SHORT TASK = Where does the string "Government" appear? Copy every line of the entries below that holds it.
-- Start of EXTRACTED RECORDS --
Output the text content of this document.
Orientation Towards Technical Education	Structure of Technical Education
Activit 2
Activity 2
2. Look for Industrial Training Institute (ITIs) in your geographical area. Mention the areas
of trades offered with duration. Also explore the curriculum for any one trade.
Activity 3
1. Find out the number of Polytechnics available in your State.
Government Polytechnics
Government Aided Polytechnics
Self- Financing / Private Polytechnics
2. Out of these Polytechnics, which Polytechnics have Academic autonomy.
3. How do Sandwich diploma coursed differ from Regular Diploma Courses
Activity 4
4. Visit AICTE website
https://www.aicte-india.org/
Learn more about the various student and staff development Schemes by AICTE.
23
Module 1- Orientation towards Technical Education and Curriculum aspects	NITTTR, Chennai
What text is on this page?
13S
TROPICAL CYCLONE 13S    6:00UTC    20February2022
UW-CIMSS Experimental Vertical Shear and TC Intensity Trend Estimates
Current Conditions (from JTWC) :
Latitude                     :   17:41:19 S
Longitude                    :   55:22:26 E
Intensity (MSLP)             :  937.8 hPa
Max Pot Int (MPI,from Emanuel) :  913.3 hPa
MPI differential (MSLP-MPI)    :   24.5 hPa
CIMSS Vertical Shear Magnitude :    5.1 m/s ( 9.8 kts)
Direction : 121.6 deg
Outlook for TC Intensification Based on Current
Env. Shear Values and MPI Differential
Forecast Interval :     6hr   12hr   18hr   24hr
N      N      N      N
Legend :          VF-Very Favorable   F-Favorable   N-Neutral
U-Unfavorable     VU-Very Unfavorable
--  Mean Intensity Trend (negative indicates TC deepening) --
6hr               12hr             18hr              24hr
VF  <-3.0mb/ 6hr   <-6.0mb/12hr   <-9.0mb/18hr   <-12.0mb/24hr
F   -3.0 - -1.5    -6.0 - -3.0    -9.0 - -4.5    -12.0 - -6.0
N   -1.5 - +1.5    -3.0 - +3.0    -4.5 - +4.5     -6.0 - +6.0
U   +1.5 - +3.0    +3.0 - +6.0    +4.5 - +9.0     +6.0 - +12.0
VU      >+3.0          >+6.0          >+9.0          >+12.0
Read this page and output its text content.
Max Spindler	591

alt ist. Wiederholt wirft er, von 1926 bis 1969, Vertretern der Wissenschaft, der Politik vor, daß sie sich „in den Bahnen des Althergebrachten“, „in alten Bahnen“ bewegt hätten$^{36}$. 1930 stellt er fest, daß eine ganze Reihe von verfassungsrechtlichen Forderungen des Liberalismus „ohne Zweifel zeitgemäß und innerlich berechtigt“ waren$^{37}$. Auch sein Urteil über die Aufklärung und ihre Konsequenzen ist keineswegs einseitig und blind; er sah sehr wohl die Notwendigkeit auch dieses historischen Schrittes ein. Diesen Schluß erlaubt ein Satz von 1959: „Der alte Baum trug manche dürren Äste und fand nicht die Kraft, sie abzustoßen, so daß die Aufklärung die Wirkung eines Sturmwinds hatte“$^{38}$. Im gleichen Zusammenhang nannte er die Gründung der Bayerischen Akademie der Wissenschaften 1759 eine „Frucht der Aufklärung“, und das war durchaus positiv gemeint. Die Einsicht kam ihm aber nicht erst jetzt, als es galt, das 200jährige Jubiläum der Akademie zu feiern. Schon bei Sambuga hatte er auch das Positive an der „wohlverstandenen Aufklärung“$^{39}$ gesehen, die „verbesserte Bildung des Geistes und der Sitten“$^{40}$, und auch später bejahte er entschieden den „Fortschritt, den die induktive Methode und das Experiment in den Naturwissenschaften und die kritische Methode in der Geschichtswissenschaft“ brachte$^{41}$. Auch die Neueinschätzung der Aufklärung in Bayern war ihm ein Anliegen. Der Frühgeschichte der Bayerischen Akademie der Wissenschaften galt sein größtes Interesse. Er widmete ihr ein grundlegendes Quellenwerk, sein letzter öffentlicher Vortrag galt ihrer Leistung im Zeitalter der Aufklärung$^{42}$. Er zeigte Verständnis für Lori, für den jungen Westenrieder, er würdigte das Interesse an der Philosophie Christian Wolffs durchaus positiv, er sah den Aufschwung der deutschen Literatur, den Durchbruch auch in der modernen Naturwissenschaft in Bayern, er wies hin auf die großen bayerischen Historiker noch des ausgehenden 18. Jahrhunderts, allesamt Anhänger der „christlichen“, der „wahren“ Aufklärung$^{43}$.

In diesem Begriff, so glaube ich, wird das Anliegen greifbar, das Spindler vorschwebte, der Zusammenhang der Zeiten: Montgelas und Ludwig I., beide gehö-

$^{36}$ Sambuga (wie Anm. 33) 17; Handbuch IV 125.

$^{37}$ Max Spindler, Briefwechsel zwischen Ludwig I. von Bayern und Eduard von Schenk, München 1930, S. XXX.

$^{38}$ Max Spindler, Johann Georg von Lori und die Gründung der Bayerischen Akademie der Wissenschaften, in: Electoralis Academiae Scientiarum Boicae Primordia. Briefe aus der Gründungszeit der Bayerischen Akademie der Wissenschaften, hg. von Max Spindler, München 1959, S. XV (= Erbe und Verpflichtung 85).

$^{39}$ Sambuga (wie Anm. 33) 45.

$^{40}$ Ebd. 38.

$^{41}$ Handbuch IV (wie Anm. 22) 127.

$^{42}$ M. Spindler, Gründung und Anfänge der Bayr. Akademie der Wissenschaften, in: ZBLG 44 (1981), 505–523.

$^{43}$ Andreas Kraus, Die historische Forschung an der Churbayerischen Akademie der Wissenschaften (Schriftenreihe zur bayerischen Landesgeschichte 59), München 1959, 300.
-- End of EXTRACTED RECORDS --
EXERCISE RESULT =
Government Polytechnics
Government Aided Polytechnics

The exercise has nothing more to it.